The exercise
Single out each line with the word "level" and copy it.

Information shown
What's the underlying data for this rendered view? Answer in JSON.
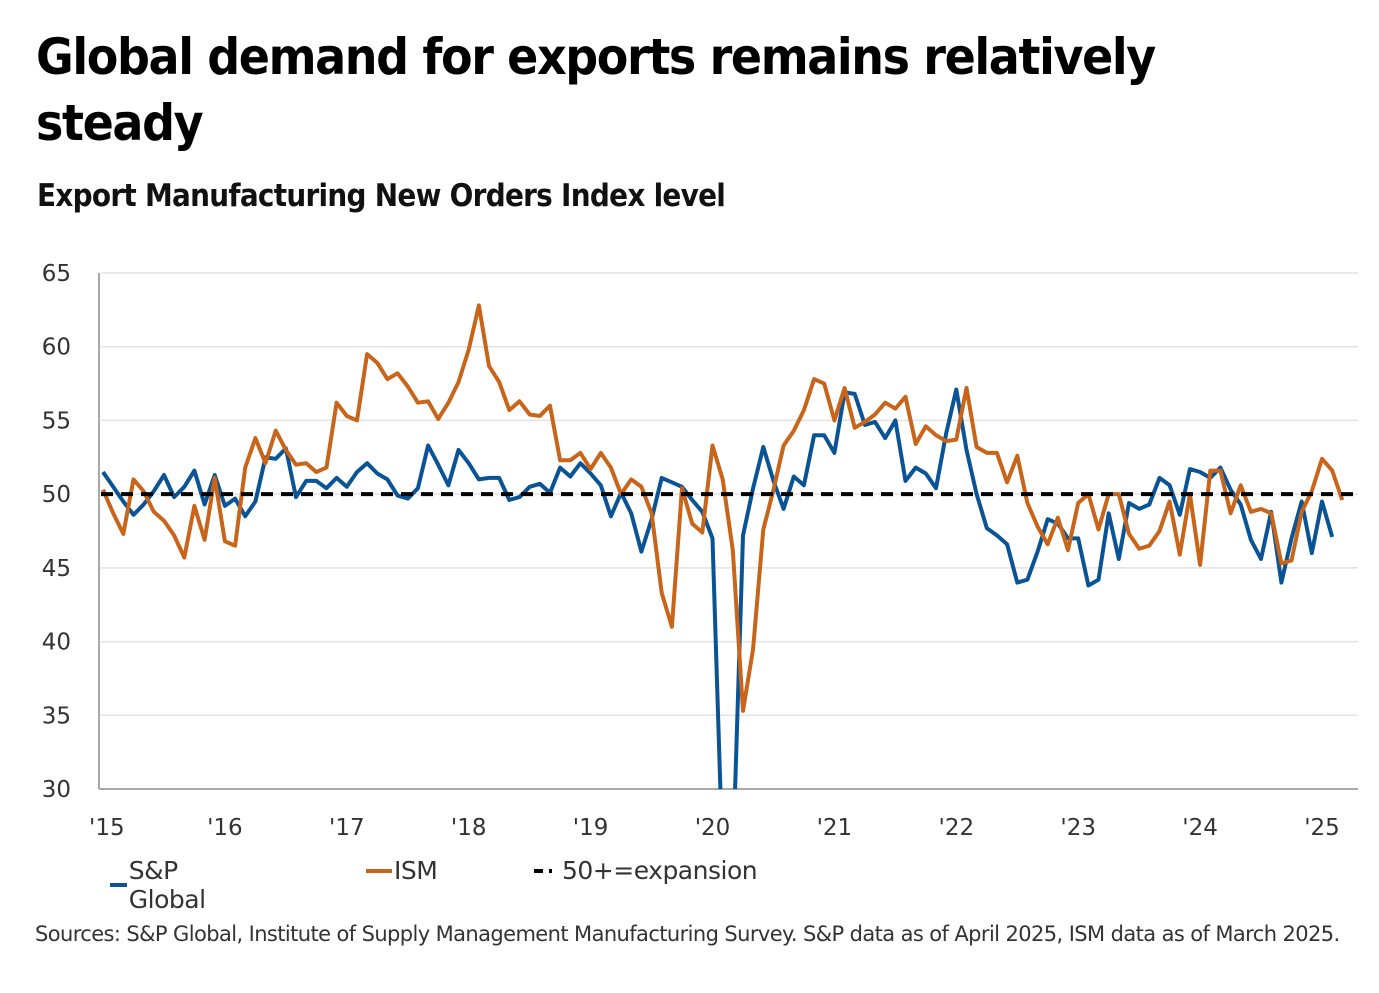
{
  "title": "Global demand for exports remains relatively steady",
  "subtitle": "Export Manufacturing New Orders Index level",
  "source": "Sources: S&P Global, Institute of Supply Management Manufacturing Survey. S&P data as of April 2025, ISM data as of March 2025.",
  "legend": [
    {
      "label": "S&P Global",
      "color": "#0a5496",
      "style": "solid"
    },
    {
      "label": "ISM",
      "color": "#c8651b",
      "style": "solid"
    },
    {
      "label": "50+=expansion",
      "color": "#000000",
      "style": "dashed"
    }
  ],
  "chart_data": {
    "type": "line",
    "title": "Global demand for exports remains relatively steady",
    "subtitle": "Export Manufacturing New Orders Index level",
    "xlabel": "",
    "ylabel": "",
    "ylim": [
      30,
      65
    ],
    "yticks": [
      30,
      35,
      40,
      45,
      50,
      55,
      60,
      65
    ],
    "ytick_labels": [
      "30",
      "35",
      "40",
      "45",
      "50",
      "55",
      "60",
      "65"
    ],
    "x_start": "2015-01",
    "x_end": "2025-04",
    "frequency": "monthly",
    "xticks": [
      "'15",
      "'16",
      "'17",
      "'18",
      "'19",
      "'20",
      "'21",
      "'22",
      "'23",
      "'24",
      "'25"
    ],
    "grid": true,
    "legend_position": "bottom-left",
    "reference_line": {
      "label": "50+=expansion",
      "value": 50,
      "color": "#000000",
      "style": "dashed"
    },
    "series": [
      {
        "name": "S&P Global",
        "color": "#0a5496",
        "start": "2015-01",
        "values": [
          51.5,
          50.5,
          49.5,
          48.6,
          49.3,
          50.2,
          51.3,
          49.8,
          50.5,
          51.6,
          49.3,
          51.3,
          49.2,
          49.7,
          48.5,
          49.5,
          52.5,
          52.4,
          53.1,
          49.8,
          50.9,
          50.9,
          50.4,
          51.1,
          50.5,
          51.5,
          52.1,
          51.4,
          51.0,
          49.9,
          49.7,
          50.4,
          53.3,
          52.0,
          50.6,
          53.0,
          52.1,
          51.0,
          51.1,
          51.1,
          49.6,
          49.8,
          50.5,
          50.7,
          50.1,
          51.8,
          51.2,
          52.1,
          51.4,
          50.6,
          48.5,
          50.1,
          48.7,
          46.1,
          48.3,
          51.1,
          50.8,
          50.5,
          49.6,
          48.8,
          47.0,
          25.0,
          25.0,
          47.2,
          50.4,
          53.2,
          50.9,
          49.0,
          51.2,
          50.6,
          54.0,
          54.0,
          52.8,
          56.9,
          56.8,
          54.7,
          54.9,
          53.8,
          55.0,
          50.9,
          51.8,
          51.4,
          50.4,
          54.1,
          57.1,
          53.0,
          50.0,
          47.7,
          47.2,
          46.6,
          44.0,
          44.2,
          46.1,
          48.3,
          48.0,
          47.0,
          47.0,
          43.8,
          44.2,
          48.7,
          45.6,
          49.4,
          49.0,
          49.3,
          51.1,
          50.6,
          48.6,
          51.7,
          51.5,
          51.1,
          51.8,
          50.3,
          49.3,
          46.9,
          45.6,
          48.8,
          44.0,
          47.0,
          49.5,
          46.0,
          49.5,
          47.1
        ]
      },
      {
        "name": "ISM",
        "color": "#c8651b",
        "start": "2015-01",
        "values": [
          50.3,
          48.7,
          47.3,
          51.0,
          50.2,
          48.8,
          48.2,
          47.2,
          45.7,
          49.2,
          46.9,
          51.1,
          46.8,
          46.5,
          51.8,
          53.8,
          52.1,
          54.3,
          53.0,
          52.0,
          52.1,
          51.5,
          51.8,
          56.2,
          55.3,
          55.0,
          59.5,
          58.9,
          57.8,
          58.2,
          57.3,
          56.2,
          56.3,
          55.1,
          56.2,
          57.6,
          59.8,
          62.8,
          58.7,
          57.6,
          55.7,
          56.3,
          55.4,
          55.3,
          56.0,
          52.3,
          52.3,
          52.8,
          51.7,
          52.8,
          51.8,
          50.0,
          51.0,
          50.5,
          48.7,
          43.3,
          41.0,
          50.4,
          48.0,
          47.4,
          53.3,
          51.0,
          46.2,
          35.3,
          39.5,
          47.6,
          50.3,
          53.3,
          54.3,
          55.7,
          57.8,
          57.5,
          55.0,
          57.2,
          54.5,
          54.9,
          55.4,
          56.2,
          55.8,
          56.6,
          53.4,
          54.6,
          54.0,
          53.6,
          53.7,
          57.2,
          53.2,
          52.8,
          52.8,
          50.8,
          52.6,
          49.4,
          47.8,
          46.6,
          48.4,
          46.2,
          49.4,
          50.0,
          47.6,
          50.0,
          50.0,
          47.3,
          46.3,
          46.5,
          47.5,
          49.5,
          45.9,
          50.0,
          45.2,
          51.6,
          51.6,
          48.7,
          50.6,
          48.8,
          49.0,
          48.7,
          45.3,
          45.5,
          48.8,
          50.2,
          52.4,
          51.6,
          49.6
        ]
      }
    ]
  }
}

Solved exercise
  "subtitle": "Export Manufacturing New Orders Index level",
    "subtitle": "Export Manufacturing New Orders Index level",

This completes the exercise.